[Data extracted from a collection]
* * *

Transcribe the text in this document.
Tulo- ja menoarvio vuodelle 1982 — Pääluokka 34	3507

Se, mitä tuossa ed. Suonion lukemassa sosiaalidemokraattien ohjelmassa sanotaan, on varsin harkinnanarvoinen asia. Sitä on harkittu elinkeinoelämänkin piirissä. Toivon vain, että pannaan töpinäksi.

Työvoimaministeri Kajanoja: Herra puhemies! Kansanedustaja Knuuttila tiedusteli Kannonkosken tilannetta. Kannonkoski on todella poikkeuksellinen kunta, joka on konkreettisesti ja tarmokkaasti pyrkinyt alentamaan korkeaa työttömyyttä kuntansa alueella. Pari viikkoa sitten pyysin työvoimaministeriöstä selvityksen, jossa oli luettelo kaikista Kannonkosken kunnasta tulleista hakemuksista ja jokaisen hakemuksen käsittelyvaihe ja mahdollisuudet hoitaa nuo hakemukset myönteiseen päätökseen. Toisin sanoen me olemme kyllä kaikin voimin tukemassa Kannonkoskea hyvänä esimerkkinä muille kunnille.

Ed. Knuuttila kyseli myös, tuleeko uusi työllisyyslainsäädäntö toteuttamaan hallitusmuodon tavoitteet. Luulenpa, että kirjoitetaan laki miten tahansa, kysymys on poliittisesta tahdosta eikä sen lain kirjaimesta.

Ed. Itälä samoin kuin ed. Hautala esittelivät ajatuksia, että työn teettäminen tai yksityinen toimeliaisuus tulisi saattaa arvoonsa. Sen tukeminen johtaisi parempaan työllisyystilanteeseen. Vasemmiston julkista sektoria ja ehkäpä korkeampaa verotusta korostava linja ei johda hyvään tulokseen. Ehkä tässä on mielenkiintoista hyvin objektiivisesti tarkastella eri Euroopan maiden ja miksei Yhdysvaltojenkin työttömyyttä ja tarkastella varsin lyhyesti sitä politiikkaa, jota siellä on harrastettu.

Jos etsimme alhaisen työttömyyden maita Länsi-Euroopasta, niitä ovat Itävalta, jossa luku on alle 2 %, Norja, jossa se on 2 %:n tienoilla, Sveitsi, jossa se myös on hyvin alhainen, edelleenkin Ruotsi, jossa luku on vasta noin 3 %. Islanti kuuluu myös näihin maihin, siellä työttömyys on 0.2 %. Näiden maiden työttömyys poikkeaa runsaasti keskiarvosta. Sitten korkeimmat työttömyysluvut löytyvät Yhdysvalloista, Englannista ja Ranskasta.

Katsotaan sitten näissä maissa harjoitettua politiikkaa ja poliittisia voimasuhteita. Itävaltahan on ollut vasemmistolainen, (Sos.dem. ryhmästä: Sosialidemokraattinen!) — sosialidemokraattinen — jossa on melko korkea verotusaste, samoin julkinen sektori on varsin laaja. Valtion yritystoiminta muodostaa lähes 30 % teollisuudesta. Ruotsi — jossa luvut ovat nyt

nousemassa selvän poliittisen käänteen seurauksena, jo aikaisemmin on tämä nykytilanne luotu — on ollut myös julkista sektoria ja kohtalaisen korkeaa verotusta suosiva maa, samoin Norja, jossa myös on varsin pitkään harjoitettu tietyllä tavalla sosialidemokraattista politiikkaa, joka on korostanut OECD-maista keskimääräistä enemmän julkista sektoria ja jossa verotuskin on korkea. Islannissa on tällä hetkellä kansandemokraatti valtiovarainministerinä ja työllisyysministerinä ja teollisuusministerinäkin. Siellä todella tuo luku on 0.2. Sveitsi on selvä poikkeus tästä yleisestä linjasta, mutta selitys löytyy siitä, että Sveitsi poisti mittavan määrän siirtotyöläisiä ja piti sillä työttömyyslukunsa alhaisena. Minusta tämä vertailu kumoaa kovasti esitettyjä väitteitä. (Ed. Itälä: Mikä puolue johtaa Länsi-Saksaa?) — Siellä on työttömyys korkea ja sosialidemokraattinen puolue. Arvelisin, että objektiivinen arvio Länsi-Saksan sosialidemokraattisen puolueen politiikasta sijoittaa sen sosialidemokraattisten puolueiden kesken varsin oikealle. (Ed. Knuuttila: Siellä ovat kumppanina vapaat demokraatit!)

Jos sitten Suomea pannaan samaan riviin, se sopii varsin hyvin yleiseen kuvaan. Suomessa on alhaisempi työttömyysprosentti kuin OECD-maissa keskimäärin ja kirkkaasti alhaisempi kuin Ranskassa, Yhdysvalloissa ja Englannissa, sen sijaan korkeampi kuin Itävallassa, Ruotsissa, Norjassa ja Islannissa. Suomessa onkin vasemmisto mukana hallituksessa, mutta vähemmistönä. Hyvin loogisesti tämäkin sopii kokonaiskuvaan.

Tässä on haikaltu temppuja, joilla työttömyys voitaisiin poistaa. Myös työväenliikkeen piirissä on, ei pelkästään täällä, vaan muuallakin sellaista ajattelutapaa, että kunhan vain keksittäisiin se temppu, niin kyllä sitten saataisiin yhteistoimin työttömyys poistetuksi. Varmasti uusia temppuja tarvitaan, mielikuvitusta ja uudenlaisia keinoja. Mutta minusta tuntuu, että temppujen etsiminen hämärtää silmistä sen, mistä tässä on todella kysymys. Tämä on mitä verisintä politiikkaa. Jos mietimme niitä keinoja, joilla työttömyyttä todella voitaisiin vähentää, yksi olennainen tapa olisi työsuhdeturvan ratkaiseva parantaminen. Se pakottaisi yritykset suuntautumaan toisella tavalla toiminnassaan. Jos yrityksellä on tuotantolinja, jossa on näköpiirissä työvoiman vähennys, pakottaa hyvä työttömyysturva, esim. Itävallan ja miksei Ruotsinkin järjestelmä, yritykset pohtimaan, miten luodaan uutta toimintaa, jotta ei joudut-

* * *

EXERCISE OBJECTIVE: Repeat all of the records above exactly as they appear.

RESPONSE FOR THIS EXERCISE:
Transcribe the text in this document.
Tulo- ja menoarvio vuodelle 1982 — Pääluokka 34	3507

Se, mitä tuossa ed. Suonion lukemassa sosiaalidemokraattien ohjelmassa sanotaan, on varsin harkinnanarvoinen asia. Sitä on harkittu elinkeinoelämänkin piirissä. Toivon vain, että pannaan töpinäksi.

Työvoimaministeri Kajanoja: Herra puhemies! Kansanedustaja Knuuttila tiedusteli Kannonkosken tilannetta. Kannonkoski on todella poikkeuksellinen kunta, joka on konkreettisesti ja tarmokkaasti pyrkinyt alentamaan korkeaa työttömyyttä kuntansa alueella. Pari viikkoa sitten pyysin työvoimaministeriöstä selvityksen, jossa oli luettelo kaikista Kannonkosken kunnasta tulleista hakemuksista ja jokaisen hakemuksen käsittelyvaihe ja mahdollisuudet hoitaa nuo hakemukset myönteiseen päätökseen. Toisin sanoen me olemme kyllä kaikin voimin tukemassa Kannonkoskea hyvänä esimerkkinä muille kunnille.

Ed. Knuuttila kyseli myös, tuleeko uusi työllisyyslainsäädäntö toteuttamaan hallitusmuodon tavoitteet. Luulenpa, että kirjoitetaan laki miten tahansa, kysymys on poliittisesta tahdosta eikä sen lain kirjaimesta.

Ed. Itälä samoin kuin ed. Hautala esittelivät ajatuksia, että työn teettäminen tai yksityinen toimeliaisuus tulisi saattaa arvoonsa. Sen tukeminen johtaisi parempaan työllisyystilanteeseen. Vasemmiston julkista sektoria ja ehkäpä korkeampaa verotusta korostava linja ei johda hyvään tulokseen. Ehkä tässä on mielenkiintoista hyvin objektiivisesti tarkastella eri Euroopan maiden ja miksei Yhdysvaltojenkin työttömyyttä ja tarkastella varsin lyhyesti sitä politiikkaa, jota siellä on harrastettu.

Jos etsimme alhaisen työttömyyden maita Länsi-Euroopasta, niitä ovat Itävalta, jossa luku on alle 2 %, Norja, jossa se on 2 %:n tienoilla, Sveitsi, jossa se myös on hyvin alhainen, edelleenkin Ruotsi, jossa luku on vasta noin 3 %. Islanti kuuluu myös näihin maihin, siellä työttömyys on 0.2 %. Näiden maiden työttömyys poikkeaa runsaasti keskiarvosta. Sitten korkeimmat työttömyysluvut löytyvät Yhdysvalloista, Englannista ja Ranskasta.

Katsotaan sitten näissä maissa harjoitettua politiikkaa ja poliittisia voimasuhteita. Itävaltahan on ollut vasemmistolainen, (Sos.dem. ryhmästä: Sosialidemokraattinen!) — sosialidemokraattinen — jossa on melko korkea verotusaste, samoin julkinen sektori on varsin laaja. Valtion yritystoiminta muodostaa lähes 30 % teollisuudesta. Ruotsi — jossa luvut ovat nyt

nousemassa selvän poliittisen käänteen seurauksena, jo aikaisemmin on tämä nykytilanne luotu — on ollut myös julkista sektoria ja kohtalaisen korkeaa verotusta suosiva maa, samoin Norja, jossa myös on varsin pitkään harjoitettu tietyllä tavalla sosialidemokraattista politiikkaa, joka on korostanut OECD-maista keskimääräistä enemmän julkista sektoria ja jossa verotuskin on korkea. Islannissa on tällä hetkellä kansandemokraatti valtiovarainministerinä ja työllisyysministerinä ja teollisuusministerinäkin. Siellä todella tuo luku on 0.2. Sveitsi on selvä poikkeus tästä yleisestä linjasta, mutta selitys löytyy siitä, että Sveitsi poisti mittavan määrän siirtotyöläisiä ja piti sillä työttömyyslukunsa alhaisena. Minusta tämä vertailu kumoaa kovasti esitettyjä väitteitä. (Ed. Itälä: Mikä puolue johtaa Länsi-Saksaa?) — Siellä on työttömyys korkea ja sosialidemokraattinen puolue. Arvelisin, että objektiivinen arvio Länsi-Saksan sosialidemokraattisen puolueen politiikasta sijoittaa sen sosialidemokraattisten puolueiden kesken varsin oikealle. (Ed. Knuuttila: Siellä ovat kumppanina vapaat demokraatit!)

Jos sitten Suomea pannaan samaan riviin, se sopii varsin hyvin yleiseen kuvaan. Suomessa on alhaisempi työttömyysprosentti kuin OECD-maissa keskimäärin ja kirkkaasti alhaisempi kuin Ranskassa, Yhdysvalloissa ja Englannissa, sen sijaan korkeampi kuin Itävallassa, Ruotsissa, Norjassa ja Islannissa. Suomessa onkin vasemmisto mukana hallituksessa, mutta vähemmistönä. Hyvin loogisesti tämäkin sopii kokonaiskuvaan.

Tässä on haikaltu temppuja, joilla työttömyys voitaisiin poistaa. Myös työväenliikkeen piirissä on, ei pelkästään täällä, vaan muuallakin sellaista ajattelutapaa, että kunhan vain keksittäisiin se temppu, niin kyllä sitten saataisiin yhteistoimin työttömyys poistetuksi. Varmasti uusia temppuja tarvitaan, mielikuvitusta ja uudenlaisia keinoja. Mutta minusta tuntuu, että temppujen etsiminen hämärtää silmistä sen, mistä tässä on todella kysymys. Tämä on mitä verisintä politiikkaa. Jos mietimme niitä keinoja, joilla työttömyyttä todella voitaisiin vähentää, yksi olennainen tapa olisi työsuhdeturvan ratkaiseva parantaminen. Se pakottaisi yritykset suuntautumaan toisella tavalla toiminnassaan. Jos yrityksellä on tuotantolinja, jossa on näköpiirissä työvoiman vähennys, pakottaa hyvä työttömyysturva, esim. Itävallan ja miksei Ruotsinkin järjestelmä, yritykset pohtimaan, miten luodaan uutta toimintaa, jotta ei joudut-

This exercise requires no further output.